● **Given task**
Exclude images, then output the remaining data verbatim.

● **Supplied records**

(begin)

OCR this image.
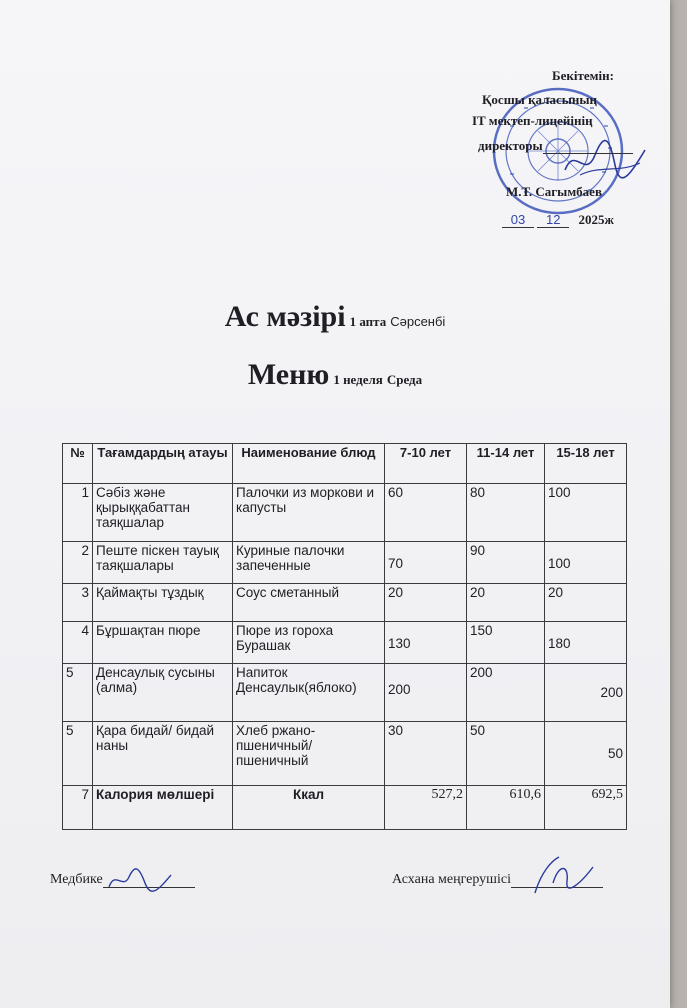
Бекітемін:
Қосшы қаласының
IT мектеп-лицейінің
директоры
М.Т. Сагымбаев
03 12 2025ж
Ас мәзірі 1 апта Сәрсенбі
Меню 1 неделя Среда
№	Тағамдардың атауы	Наименование блюд	7-10 лет	11-14 лет	15-18 лет
1	Сәбіз және қырыққабаттан таяқшалар	Палочки из моркови и капусты	60	80	100
2	Пеште піскен тауық таяқшалары	Куриные палочки запеченные	70	90	100
3	Қаймақты тұздық	Соус сметанный	20	20	20
4	Бұршақтан пюре	Пюре из гороха Бурашак	130	150	180
5	Денсаулық сусыны (алма)	Напиток Денсаулык(яблоко)	200	200	200
5	Қара бидай/ бидай наны	Хлеб ржано-пшеничный/ пшеничный	30	50	50
7	Калория мөлшері	Ккал	527,2	610,6	692,5
Медбике	Асхана меңгерушісі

(end)

● **Complete output**
OCR this image.
Бекітемін:
Қосшы қаласының
IT мектеп-лицейінің
директоры
М.Т. Сагымбаев
03 12 2025ж
Ас мәзірі 1 апта Сәрсенбі
Меню 1 неделя Среда
№	Тағамдардың атауы	Наименование блюд	7-10 лет	11-14 лет	15-18 лет
1	Сәбіз және қырыққабаттан таяқшалар	Палочки из моркови и капусты	60	80	100
2	Пеште піскен тауық таяқшалары	Куриные палочки запеченные	70	90	100
3	Қаймақты тұздық	Соус сметанный	20	20	20
4	Бұршақтан пюре	Пюре из гороха Бурашак	130	150	180
5	Денсаулық сусыны (алма)	Напиток Денсаулык(яблоко)	200	200	200
5	Қара бидай/ бидай наны	Хлеб ржано-пшеничный/ пшеничный	30	50	50
7	Калория мөлшері	Ккал	527,2	610,6	692,5
Медбике	Асхана меңгерушісі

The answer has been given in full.